§ **TASK DIRECTIONS**:
Reproduce the material in full, unchanged.

§ **SUPPLIED DATA**:
○ ○ ○ ○

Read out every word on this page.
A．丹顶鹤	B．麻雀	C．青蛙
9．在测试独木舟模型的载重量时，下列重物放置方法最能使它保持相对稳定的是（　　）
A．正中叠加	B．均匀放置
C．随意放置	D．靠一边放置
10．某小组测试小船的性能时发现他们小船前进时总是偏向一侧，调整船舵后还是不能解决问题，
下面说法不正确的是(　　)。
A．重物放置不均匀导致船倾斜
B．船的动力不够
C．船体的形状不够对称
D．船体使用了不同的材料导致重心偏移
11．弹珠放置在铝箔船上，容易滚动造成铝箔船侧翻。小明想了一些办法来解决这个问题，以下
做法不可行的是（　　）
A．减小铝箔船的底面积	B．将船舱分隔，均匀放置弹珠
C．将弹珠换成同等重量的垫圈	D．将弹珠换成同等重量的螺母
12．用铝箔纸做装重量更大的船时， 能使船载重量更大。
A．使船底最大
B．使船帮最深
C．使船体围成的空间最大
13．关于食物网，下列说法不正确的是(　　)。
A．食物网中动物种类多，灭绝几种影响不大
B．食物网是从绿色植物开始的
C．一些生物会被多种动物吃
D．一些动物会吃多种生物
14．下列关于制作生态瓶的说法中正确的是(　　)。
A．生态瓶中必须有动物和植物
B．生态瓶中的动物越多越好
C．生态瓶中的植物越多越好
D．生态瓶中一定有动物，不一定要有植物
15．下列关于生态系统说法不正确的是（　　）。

○ ○ ○ ○

§ **TASK SOLUTION**:
Read out every word on this page.
A．丹顶鹤	B．麻雀	C．青蛙
9．在测试独木舟模型的载重量时，下列重物放置方法最能使它保持相对稳定的是（　　）
A．正中叠加	B．均匀放置
C．随意放置	D．靠一边放置
10．某小组测试小船的性能时发现他们小船前进时总是偏向一侧，调整船舵后还是不能解决问题，
下面说法不正确的是(　　)。
A．重物放置不均匀导致船倾斜
B．船的动力不够
C．船体的形状不够对称
D．船体使用了不同的材料导致重心偏移
11．弹珠放置在铝箔船上，容易滚动造成铝箔船侧翻。小明想了一些办法来解决这个问题，以下
做法不可行的是（　　）
A．减小铝箔船的底面积	B．将船舱分隔，均匀放置弹珠
C．将弹珠换成同等重量的垫圈	D．将弹珠换成同等重量的螺母
12．用铝箔纸做装重量更大的船时， 能使船载重量更大。
A．使船底最大
B．使船帮最深
C．使船体围成的空间最大
13．关于食物网，下列说法不正确的是(　　)。
A．食物网中动物种类多，灭绝几种影响不大
B．食物网是从绿色植物开始的
C．一些生物会被多种动物吃
D．一些动物会吃多种生物
14．下列关于制作生态瓶的说法中正确的是(　　)。
A．生态瓶中必须有动物和植物
B．生态瓶中的动物越多越好
C．生态瓶中的植物越多越好
D．生态瓶中一定有动物，不一定要有植物
15．下列关于生态系统说法不正确的是（　　）。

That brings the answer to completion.